- **What is needed**: Count how many lines in this material contain "Jugar". The answer is that number alone.

---------- Task data

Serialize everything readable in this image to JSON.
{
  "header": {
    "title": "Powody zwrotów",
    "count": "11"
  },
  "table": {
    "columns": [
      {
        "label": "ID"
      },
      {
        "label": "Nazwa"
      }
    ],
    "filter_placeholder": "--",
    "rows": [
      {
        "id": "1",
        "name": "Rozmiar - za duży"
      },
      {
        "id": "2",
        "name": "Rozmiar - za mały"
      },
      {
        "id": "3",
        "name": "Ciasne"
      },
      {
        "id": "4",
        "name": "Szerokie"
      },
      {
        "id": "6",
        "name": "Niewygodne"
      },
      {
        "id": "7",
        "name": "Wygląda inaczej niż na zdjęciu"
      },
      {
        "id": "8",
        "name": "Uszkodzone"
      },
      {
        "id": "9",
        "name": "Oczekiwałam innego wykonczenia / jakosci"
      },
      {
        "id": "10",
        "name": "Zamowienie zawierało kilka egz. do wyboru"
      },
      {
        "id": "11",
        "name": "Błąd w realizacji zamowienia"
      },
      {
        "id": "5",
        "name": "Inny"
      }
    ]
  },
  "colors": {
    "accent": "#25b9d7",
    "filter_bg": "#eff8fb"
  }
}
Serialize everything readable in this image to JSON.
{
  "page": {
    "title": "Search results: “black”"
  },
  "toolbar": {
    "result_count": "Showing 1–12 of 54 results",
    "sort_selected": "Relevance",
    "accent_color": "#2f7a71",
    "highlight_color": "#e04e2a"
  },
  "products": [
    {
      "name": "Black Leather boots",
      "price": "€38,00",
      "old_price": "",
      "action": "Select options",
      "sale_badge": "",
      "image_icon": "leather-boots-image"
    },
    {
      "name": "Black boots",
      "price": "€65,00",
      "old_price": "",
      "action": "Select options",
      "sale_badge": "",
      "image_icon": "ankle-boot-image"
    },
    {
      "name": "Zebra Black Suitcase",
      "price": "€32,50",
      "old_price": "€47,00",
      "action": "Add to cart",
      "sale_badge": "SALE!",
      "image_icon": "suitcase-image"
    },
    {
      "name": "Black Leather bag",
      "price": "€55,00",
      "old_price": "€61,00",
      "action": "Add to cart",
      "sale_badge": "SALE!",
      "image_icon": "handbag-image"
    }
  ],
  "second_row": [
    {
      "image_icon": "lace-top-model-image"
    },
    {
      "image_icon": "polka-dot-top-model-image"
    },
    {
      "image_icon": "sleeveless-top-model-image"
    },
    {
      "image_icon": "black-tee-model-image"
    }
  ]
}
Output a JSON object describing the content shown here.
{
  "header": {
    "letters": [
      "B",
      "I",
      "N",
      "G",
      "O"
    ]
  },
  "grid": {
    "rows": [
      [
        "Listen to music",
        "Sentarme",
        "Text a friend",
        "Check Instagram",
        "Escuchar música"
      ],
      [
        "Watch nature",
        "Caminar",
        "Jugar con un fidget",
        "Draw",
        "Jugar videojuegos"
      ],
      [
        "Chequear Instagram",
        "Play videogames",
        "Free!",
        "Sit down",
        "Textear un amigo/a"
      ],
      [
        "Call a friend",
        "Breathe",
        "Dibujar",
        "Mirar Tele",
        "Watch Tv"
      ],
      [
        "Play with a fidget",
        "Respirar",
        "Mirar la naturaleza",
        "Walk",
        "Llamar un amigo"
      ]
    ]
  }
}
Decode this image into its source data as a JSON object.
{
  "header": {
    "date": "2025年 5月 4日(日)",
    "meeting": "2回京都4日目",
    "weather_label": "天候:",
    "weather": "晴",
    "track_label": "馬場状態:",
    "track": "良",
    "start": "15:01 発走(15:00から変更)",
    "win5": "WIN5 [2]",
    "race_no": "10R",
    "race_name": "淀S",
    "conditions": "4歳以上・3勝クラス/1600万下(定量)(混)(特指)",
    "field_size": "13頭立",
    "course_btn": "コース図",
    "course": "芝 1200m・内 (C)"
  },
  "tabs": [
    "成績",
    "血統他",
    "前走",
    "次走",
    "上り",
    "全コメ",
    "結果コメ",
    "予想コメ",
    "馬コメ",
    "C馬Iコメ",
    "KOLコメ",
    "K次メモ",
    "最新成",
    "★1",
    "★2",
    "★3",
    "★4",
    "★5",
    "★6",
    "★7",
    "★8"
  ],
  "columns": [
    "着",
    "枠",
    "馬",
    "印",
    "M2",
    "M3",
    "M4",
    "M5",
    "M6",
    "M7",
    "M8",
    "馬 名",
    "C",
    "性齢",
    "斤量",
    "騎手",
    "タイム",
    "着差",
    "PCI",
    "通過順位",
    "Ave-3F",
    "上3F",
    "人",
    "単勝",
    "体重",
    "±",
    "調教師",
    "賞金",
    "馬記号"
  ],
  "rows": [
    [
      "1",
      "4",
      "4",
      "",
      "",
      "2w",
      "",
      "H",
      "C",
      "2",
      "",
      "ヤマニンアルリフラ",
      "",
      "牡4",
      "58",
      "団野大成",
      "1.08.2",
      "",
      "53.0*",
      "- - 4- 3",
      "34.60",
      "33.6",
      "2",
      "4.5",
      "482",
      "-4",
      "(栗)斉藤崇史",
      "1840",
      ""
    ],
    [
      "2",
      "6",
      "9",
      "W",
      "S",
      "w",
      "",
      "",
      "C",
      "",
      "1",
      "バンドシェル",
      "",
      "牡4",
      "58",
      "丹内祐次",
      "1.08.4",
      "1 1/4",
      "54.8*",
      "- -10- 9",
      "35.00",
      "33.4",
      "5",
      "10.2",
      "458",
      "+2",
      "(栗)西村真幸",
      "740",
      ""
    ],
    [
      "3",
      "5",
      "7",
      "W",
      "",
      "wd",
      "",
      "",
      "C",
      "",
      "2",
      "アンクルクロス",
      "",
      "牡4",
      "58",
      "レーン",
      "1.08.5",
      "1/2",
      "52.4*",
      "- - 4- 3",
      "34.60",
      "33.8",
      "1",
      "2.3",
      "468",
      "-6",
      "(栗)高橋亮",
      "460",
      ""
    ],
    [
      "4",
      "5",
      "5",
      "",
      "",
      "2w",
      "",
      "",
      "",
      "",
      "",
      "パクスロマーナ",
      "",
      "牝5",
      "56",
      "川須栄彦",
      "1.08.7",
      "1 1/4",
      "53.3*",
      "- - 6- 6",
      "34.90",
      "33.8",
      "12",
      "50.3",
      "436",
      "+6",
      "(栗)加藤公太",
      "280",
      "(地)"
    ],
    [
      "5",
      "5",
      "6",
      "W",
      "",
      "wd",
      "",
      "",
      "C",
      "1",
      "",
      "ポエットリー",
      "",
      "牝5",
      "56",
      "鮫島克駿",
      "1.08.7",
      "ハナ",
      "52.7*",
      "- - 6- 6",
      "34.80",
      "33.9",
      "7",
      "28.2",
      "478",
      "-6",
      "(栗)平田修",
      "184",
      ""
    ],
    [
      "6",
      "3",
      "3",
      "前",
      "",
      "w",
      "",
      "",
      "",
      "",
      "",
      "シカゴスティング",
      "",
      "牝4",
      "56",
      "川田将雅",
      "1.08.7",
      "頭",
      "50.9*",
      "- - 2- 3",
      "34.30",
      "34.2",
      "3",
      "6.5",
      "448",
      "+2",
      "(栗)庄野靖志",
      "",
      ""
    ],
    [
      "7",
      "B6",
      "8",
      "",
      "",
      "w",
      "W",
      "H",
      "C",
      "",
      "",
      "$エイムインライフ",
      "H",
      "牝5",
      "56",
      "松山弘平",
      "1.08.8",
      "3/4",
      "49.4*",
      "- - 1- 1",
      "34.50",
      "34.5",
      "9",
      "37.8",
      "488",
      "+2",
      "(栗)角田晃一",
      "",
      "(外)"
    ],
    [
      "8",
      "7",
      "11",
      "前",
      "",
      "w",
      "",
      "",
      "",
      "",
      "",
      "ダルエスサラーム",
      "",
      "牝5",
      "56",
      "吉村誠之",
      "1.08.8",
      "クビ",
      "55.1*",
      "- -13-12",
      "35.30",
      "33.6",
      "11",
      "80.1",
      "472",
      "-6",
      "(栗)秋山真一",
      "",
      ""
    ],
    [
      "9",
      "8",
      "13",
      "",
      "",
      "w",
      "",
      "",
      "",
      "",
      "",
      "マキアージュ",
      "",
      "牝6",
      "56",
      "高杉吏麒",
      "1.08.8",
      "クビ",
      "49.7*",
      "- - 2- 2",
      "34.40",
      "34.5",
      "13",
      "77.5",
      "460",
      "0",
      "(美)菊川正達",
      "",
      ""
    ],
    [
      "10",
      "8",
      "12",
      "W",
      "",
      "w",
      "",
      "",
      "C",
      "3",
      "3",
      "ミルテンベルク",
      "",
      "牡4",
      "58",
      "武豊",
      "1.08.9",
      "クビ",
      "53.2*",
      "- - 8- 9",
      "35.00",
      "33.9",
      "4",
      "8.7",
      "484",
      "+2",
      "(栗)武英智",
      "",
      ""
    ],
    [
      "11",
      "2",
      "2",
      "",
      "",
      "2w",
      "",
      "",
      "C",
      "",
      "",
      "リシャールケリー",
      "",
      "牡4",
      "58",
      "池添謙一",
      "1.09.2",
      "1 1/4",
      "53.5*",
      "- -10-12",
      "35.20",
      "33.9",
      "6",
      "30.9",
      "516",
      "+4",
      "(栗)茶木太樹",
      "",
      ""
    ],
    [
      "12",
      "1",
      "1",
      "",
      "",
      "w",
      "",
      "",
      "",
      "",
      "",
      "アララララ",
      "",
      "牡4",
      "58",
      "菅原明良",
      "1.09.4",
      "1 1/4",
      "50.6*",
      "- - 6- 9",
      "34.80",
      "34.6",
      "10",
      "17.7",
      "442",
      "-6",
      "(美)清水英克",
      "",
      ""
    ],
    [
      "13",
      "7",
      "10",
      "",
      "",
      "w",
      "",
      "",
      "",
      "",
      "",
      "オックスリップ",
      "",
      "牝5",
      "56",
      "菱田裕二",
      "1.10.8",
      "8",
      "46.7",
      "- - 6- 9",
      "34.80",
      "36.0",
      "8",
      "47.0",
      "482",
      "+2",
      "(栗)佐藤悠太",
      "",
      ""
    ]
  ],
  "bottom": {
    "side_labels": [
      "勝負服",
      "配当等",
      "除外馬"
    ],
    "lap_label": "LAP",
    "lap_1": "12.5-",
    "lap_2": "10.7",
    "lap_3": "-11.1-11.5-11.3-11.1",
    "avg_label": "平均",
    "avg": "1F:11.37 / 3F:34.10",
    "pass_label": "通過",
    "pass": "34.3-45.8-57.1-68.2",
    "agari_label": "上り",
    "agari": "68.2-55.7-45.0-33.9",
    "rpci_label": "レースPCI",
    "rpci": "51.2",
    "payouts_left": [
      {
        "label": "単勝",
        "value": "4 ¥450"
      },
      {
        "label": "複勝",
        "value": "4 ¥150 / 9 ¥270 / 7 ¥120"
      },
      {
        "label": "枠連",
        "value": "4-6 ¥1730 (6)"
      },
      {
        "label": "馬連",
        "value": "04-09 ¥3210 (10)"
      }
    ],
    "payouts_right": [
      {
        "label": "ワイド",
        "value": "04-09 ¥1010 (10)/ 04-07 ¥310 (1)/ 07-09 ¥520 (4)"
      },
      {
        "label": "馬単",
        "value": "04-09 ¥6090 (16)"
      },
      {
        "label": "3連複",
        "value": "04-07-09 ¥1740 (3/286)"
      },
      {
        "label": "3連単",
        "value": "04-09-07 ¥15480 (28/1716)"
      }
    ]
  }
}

--------------------

- **Answer to the problem**: 2